■ **Exercise brief**: Locate the lines where "Number" occurs and copy them as they stand.

=======

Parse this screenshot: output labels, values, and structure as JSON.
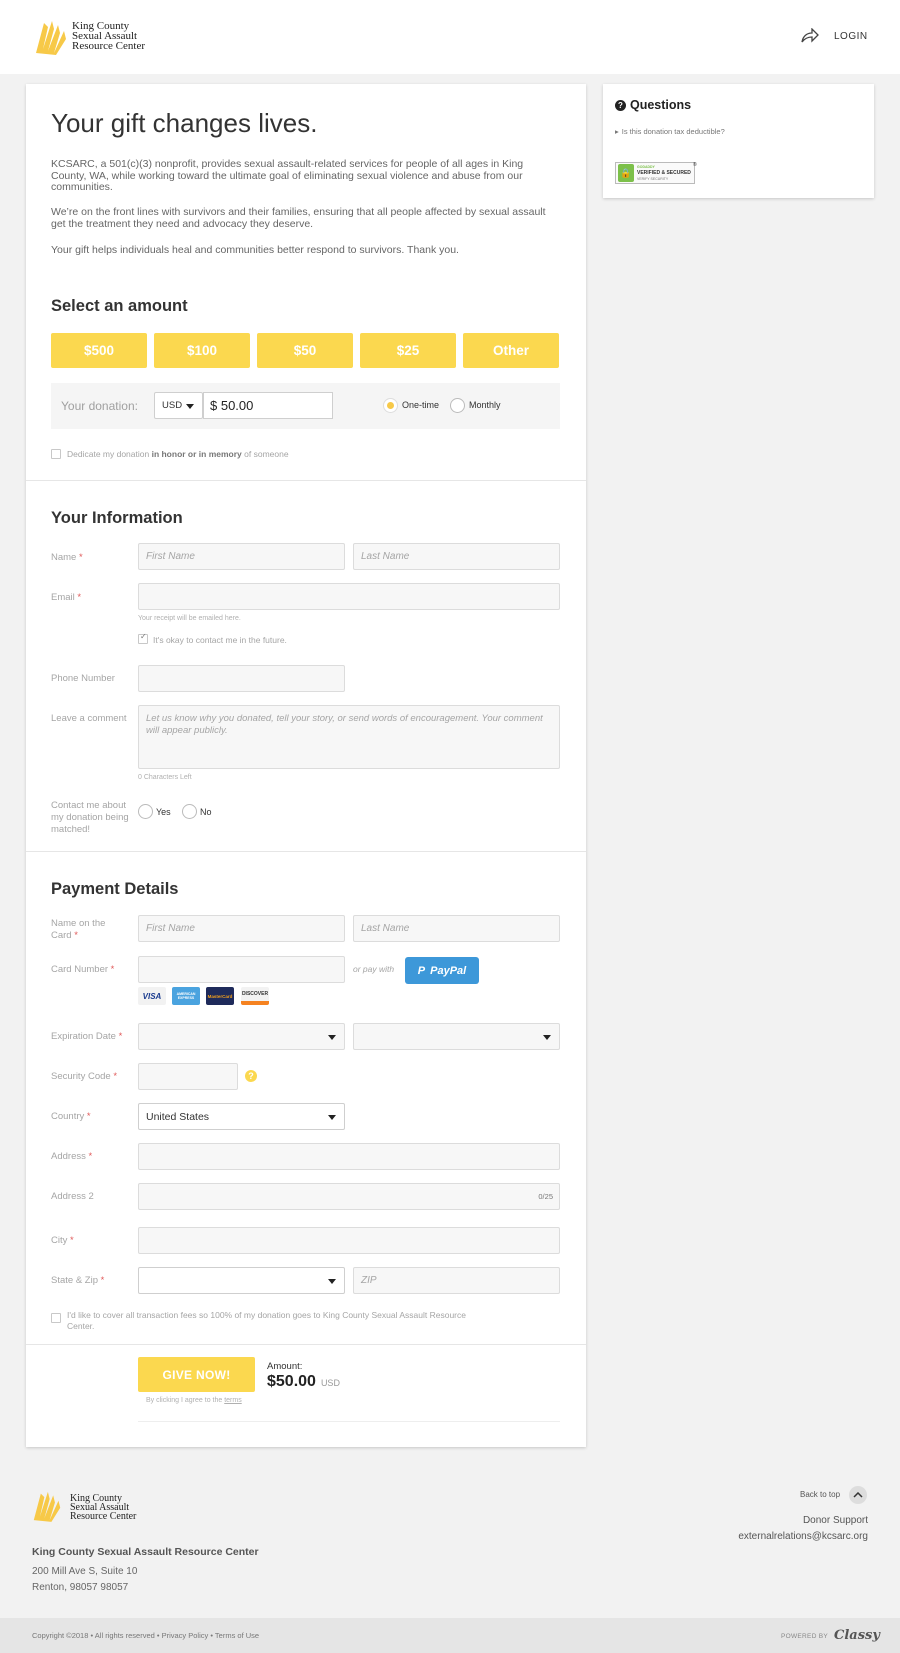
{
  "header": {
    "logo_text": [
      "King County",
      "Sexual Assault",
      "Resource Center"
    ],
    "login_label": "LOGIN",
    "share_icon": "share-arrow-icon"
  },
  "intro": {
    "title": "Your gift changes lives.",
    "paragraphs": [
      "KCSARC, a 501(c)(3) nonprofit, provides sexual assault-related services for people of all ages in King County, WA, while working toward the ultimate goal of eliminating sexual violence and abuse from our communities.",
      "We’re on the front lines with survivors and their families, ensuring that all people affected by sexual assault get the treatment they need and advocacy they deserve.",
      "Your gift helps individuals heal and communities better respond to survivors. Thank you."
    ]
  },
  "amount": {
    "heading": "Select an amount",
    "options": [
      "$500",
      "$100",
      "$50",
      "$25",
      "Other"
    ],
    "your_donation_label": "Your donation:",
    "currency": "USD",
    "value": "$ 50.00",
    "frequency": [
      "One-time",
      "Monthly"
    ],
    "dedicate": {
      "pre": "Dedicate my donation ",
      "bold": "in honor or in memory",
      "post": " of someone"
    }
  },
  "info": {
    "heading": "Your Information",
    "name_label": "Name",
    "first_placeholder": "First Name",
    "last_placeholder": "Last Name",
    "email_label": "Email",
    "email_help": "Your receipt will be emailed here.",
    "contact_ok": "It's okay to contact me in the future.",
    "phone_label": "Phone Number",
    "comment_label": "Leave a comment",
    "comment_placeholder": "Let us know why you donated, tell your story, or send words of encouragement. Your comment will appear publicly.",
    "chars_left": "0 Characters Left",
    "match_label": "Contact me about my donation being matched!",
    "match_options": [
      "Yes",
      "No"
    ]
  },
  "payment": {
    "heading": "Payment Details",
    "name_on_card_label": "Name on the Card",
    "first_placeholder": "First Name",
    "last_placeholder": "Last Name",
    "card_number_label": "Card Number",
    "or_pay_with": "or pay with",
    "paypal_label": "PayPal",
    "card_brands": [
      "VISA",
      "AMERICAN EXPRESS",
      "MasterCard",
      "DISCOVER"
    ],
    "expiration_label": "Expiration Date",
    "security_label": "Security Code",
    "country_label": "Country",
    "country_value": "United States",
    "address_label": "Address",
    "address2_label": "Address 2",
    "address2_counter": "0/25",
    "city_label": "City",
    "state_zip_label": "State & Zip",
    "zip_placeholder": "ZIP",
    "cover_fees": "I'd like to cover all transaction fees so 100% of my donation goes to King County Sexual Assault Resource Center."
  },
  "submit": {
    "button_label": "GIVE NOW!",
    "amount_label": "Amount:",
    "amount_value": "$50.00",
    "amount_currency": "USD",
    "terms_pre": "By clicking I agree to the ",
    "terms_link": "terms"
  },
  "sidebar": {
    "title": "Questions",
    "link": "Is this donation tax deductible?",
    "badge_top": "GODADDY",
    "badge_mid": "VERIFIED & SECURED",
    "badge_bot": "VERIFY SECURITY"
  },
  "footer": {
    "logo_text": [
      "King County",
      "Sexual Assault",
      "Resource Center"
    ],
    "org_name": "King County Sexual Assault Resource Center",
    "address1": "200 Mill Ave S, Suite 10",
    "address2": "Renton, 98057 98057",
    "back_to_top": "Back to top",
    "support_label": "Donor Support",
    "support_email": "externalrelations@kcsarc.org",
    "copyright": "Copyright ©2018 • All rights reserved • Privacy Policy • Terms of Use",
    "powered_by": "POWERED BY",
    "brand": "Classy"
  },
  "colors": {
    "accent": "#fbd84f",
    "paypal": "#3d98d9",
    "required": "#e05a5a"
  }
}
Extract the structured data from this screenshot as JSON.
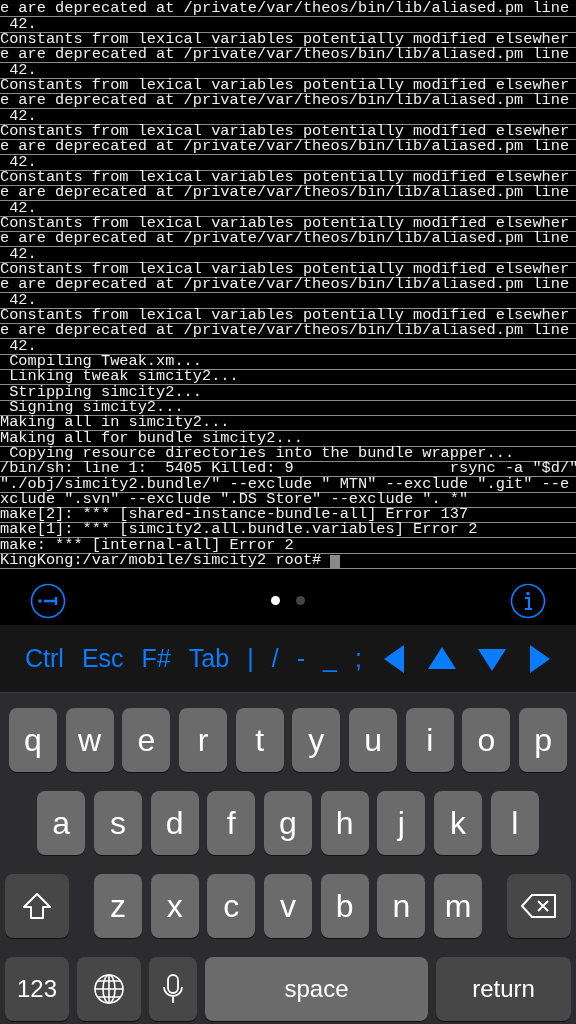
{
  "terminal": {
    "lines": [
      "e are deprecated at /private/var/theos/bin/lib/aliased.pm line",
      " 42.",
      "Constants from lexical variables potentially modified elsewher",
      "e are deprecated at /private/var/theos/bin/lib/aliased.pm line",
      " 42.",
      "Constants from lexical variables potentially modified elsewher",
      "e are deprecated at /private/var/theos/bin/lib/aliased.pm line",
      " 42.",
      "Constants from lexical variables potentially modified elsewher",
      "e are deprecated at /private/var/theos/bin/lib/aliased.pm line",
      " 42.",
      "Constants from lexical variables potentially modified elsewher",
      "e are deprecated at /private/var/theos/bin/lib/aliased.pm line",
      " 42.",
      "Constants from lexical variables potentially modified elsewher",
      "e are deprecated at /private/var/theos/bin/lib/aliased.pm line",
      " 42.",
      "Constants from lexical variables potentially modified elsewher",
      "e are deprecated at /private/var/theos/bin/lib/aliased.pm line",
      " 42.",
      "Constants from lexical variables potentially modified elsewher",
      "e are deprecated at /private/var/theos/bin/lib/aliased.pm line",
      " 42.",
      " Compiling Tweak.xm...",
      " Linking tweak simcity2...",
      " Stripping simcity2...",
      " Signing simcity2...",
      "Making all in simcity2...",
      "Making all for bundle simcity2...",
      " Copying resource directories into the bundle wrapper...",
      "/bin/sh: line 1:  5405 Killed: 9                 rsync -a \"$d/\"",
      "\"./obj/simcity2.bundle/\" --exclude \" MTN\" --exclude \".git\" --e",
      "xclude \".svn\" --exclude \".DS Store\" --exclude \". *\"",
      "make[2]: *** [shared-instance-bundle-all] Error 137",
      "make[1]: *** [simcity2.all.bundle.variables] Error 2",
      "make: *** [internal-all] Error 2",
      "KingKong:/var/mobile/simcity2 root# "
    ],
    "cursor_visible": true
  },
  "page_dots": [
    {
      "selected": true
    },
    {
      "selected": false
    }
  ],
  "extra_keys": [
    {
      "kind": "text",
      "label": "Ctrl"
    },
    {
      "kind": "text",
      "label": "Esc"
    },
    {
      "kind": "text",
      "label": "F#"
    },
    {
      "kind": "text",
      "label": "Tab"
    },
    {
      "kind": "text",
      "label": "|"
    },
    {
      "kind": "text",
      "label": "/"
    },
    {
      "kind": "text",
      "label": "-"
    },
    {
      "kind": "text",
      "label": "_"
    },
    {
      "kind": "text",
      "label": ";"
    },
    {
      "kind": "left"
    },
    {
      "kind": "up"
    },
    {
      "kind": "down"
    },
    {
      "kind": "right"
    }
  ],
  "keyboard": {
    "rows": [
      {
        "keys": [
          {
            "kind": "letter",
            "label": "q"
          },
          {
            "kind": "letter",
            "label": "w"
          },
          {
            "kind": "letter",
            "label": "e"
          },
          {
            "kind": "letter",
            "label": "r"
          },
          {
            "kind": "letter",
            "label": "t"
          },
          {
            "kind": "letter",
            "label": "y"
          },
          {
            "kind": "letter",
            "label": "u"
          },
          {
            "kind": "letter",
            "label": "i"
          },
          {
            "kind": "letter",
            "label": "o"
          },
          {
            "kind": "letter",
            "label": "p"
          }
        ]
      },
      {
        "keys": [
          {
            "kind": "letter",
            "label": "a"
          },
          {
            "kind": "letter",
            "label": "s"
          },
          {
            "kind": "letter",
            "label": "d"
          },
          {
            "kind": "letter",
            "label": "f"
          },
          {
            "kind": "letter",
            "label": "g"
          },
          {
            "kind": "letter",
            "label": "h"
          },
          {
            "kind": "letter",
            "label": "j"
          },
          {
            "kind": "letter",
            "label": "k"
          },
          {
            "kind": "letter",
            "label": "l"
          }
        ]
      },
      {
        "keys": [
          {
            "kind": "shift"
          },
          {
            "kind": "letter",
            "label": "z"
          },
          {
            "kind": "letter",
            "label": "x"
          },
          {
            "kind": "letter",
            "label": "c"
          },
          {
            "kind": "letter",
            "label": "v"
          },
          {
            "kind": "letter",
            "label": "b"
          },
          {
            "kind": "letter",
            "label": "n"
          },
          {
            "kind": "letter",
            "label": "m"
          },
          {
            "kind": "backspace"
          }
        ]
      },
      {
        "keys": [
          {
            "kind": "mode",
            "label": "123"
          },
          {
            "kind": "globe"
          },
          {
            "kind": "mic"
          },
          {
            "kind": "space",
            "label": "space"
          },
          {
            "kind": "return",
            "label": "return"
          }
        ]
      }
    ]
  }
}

=======

■ **The response**:
    "phone_label": "Phone Number",
    "card_number_label": "Card Number",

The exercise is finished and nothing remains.